---------- GIVEN INFORMATION ----------
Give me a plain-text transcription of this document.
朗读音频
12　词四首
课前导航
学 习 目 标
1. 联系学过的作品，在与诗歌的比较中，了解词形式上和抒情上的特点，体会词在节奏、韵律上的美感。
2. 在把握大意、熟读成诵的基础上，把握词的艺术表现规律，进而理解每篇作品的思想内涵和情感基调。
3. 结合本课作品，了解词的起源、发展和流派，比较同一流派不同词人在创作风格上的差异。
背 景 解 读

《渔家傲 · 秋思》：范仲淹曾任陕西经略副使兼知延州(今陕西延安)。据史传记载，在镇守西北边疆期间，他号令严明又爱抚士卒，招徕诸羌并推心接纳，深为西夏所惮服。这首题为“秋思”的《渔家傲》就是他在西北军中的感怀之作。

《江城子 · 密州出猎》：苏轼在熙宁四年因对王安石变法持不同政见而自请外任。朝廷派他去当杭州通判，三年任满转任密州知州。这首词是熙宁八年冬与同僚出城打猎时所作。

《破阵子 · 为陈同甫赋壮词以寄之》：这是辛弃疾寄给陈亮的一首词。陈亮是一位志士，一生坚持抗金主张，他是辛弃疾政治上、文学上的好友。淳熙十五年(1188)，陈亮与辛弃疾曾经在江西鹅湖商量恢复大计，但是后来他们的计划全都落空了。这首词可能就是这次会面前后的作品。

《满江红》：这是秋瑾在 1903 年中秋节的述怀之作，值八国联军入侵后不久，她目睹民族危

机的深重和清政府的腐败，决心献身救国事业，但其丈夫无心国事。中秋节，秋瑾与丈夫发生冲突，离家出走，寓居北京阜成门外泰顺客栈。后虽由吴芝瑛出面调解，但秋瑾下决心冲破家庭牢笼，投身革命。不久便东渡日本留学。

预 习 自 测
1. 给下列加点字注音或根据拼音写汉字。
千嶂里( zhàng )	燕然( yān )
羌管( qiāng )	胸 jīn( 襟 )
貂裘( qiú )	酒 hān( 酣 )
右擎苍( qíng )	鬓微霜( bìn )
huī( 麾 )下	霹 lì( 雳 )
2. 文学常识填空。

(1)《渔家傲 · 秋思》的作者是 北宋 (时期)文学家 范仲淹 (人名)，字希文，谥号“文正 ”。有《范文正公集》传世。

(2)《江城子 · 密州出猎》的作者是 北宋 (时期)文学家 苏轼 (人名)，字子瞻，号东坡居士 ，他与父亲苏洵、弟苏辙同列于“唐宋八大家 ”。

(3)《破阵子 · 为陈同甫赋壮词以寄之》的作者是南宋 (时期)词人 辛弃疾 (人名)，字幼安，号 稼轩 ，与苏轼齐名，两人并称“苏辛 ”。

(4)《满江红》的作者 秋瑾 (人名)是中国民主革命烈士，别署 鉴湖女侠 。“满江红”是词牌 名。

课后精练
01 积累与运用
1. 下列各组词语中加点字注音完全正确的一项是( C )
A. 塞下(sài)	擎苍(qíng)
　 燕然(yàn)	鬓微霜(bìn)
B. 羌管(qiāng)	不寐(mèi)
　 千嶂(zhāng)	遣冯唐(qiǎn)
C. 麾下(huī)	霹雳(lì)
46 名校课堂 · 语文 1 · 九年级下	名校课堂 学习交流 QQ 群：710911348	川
----------
### EXERCISE DETAILS:
Extract all of the data shown above and repeat it verbatim.

### COMPLETE RESPONSE:
Give me a plain-text transcription of this document.
朗读音频
12　词四首
课前导航
学 习 目 标
1. 联系学过的作品，在与诗歌的比较中，了解词形式上和抒情上的特点，体会词在节奏、韵律上的美感。
2. 在把握大意、熟读成诵的基础上，把握词的艺术表现规律，进而理解每篇作品的思想内涵和情感基调。
3. 结合本课作品，了解词的起源、发展和流派，比较同一流派不同词人在创作风格上的差异。
背 景 解 读

《渔家傲 · 秋思》：范仲淹曾任陕西经略副使兼知延州(今陕西延安)。据史传记载，在镇守西北边疆期间，他号令严明又爱抚士卒，招徕诸羌并推心接纳，深为西夏所惮服。这首题为“秋思”的《渔家傲》就是他在西北军中的感怀之作。

《江城子 · 密州出猎》：苏轼在熙宁四年因对王安石变法持不同政见而自请外任。朝廷派他去当杭州通判，三年任满转任密州知州。这首词是熙宁八年冬与同僚出城打猎时所作。

《破阵子 · 为陈同甫赋壮词以寄之》：这是辛弃疾寄给陈亮的一首词。陈亮是一位志士，一生坚持抗金主张，他是辛弃疾政治上、文学上的好友。淳熙十五年(1188)，陈亮与辛弃疾曾经在江西鹅湖商量恢复大计，但是后来他们的计划全都落空了。这首词可能就是这次会面前后的作品。

《满江红》：这是秋瑾在 1903 年中秋节的述怀之作，值八国联军入侵后不久，她目睹民族危

机的深重和清政府的腐败，决心献身救国事业，但其丈夫无心国事。中秋节，秋瑾与丈夫发生冲突，离家出走，寓居北京阜成门外泰顺客栈。后虽由吴芝瑛出面调解，但秋瑾下决心冲破家庭牢笼，投身革命。不久便东渡日本留学。

预 习 自 测
1. 给下列加点字注音或根据拼音写汉字。
千嶂里( zhàng )	燕然( yān )
羌管( qiāng )	胸 jīn( 襟 )
貂裘( qiú )	酒 hān( 酣 )
右擎苍( qíng )	鬓微霜( bìn )
huī( 麾 )下	霹 lì( 雳 )
2. 文学常识填空。

(1)《渔家傲 · 秋思》的作者是 北宋 (时期)文学家 范仲淹 (人名)，字希文，谥号“文正 ”。有《范文正公集》传世。

(2)《江城子 · 密州出猎》的作者是 北宋 (时期)文学家 苏轼 (人名)，字子瞻，号东坡居士 ，他与父亲苏洵、弟苏辙同列于“唐宋八大家 ”。

(3)《破阵子 · 为陈同甫赋壮词以寄之》的作者是南宋 (时期)词人 辛弃疾 (人名)，字幼安，号 稼轩 ，与苏轼齐名，两人并称“苏辛 ”。

(4)《满江红》的作者 秋瑾 (人名)是中国民主革命烈士，别署 鉴湖女侠 。“满江红”是词牌 名。

课后精练
01 积累与运用
1. 下列各组词语中加点字注音完全正确的一项是( C )
A. 塞下(sài)	擎苍(qíng)
　 燕然(yàn)	鬓微霜(bìn)
B. 羌管(qiāng)	不寐(mèi)
　 千嶂(zhāng)	遣冯唐(qiǎn)
C. 麾下(huī)	霹雳(lì)
46 名校课堂 · 语文 1 · 九年级下	名校课堂 学习交流 QQ 群：710911348	川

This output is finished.